**REQUIRED ACTIONS:**
1) In the Porcupine README, what kind of teams does Porcupine specifically target?
2) Translate this sentence from the Porcupine README into Spanish: "Porcupine specifically targets teams containing skills ranging from those of data scientists to those of data/software engineers."

**TEXT PROVIDED:**
• • • • • • •
Awesome Lists containing this project

README

![logo](porcupine.svg)

[![CircleCI](https://circleci.com/gh/tweag/porcupine/tree/master.svg?style=svg)](https://circleci.com/gh/tweag/porcupine/tree/master)
[![Join the chat at
https://gitter.im/tweag/porcupine](https://badges.gitter.im/tweag/porcupine.svg)](https://gitter.im/tweag/porcupine?utm_source=badge&utm_medium=badge&utm_campaign=pr-badge&utm_content=badge)

Porcupine is a tool aimed at people who want to express in Haskell general data manipulation and analysis tasks,

1. In a way that is agnostic from the source of the input data and from the
destination of the end results,
2. So that a pipeline can be re-executed in a different environment and on
different data without recompiling, by just a shift in its configuration,
3. While facilitating code reusability (any task can always be reused as part
of a bigger pipeline).

Porcupine specifically targets teams containing skills ranging from those of
data scientists to those of data/software engineers.

## Resources

- [Porcupine GitHub pages](https://tweag.github.io/porcupine/), with an overview and tutorials
- [Introduction to porcupine @Haskell Exchange, in London, October 11th, 2019](https://skillsmatter.com/skillscasts/14236-porcupine-flows-your-rows-with-arrows)
- [Porcupine announcement blog post](https://www.tweag.io/posts/2019-10-30-porcupine.html)

## Porcupine's development

Porcupine's development happens mainly inside [NovaDiscovery](https://www.novadiscovery.com)'s internal codebase, where a porcupine's fork resides.
• • • • • • •
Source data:
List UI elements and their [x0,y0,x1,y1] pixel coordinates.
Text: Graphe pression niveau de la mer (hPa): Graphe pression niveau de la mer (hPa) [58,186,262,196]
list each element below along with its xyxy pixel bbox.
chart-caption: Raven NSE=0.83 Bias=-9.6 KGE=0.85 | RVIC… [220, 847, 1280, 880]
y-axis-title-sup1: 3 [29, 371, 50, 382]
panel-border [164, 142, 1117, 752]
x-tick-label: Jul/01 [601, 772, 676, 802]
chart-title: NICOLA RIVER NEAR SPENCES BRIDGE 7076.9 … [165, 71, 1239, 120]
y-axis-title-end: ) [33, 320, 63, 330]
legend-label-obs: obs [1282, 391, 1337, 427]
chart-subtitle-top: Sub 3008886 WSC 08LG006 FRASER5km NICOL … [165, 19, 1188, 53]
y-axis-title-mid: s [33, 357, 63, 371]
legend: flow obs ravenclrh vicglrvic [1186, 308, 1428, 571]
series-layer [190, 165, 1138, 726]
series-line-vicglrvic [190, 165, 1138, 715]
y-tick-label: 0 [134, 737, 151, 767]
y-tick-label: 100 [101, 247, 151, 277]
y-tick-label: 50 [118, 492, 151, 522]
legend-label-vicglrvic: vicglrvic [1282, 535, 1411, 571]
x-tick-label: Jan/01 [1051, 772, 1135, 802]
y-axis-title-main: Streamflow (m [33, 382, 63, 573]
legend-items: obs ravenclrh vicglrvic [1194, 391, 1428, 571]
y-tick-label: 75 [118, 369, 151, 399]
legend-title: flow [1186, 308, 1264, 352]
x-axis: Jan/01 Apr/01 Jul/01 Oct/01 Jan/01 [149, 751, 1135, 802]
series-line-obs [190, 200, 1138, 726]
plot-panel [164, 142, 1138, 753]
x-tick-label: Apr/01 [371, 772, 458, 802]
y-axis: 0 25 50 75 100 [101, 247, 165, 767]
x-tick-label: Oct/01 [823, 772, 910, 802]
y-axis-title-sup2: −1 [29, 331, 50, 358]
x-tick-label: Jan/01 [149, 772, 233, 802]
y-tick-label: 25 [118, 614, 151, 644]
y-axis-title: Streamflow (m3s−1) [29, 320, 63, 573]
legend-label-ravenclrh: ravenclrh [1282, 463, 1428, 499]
• • • • • • •
**COMPLETED EXERCISE:**
1) Teams with skills ranging from those of data scientists to those of data/software engineers.

2) Porcupine está dirigido específicamente a equipos que reúnen habilidades que van desde las de los científicos de datos hasta las de los ingenieros de datos/software.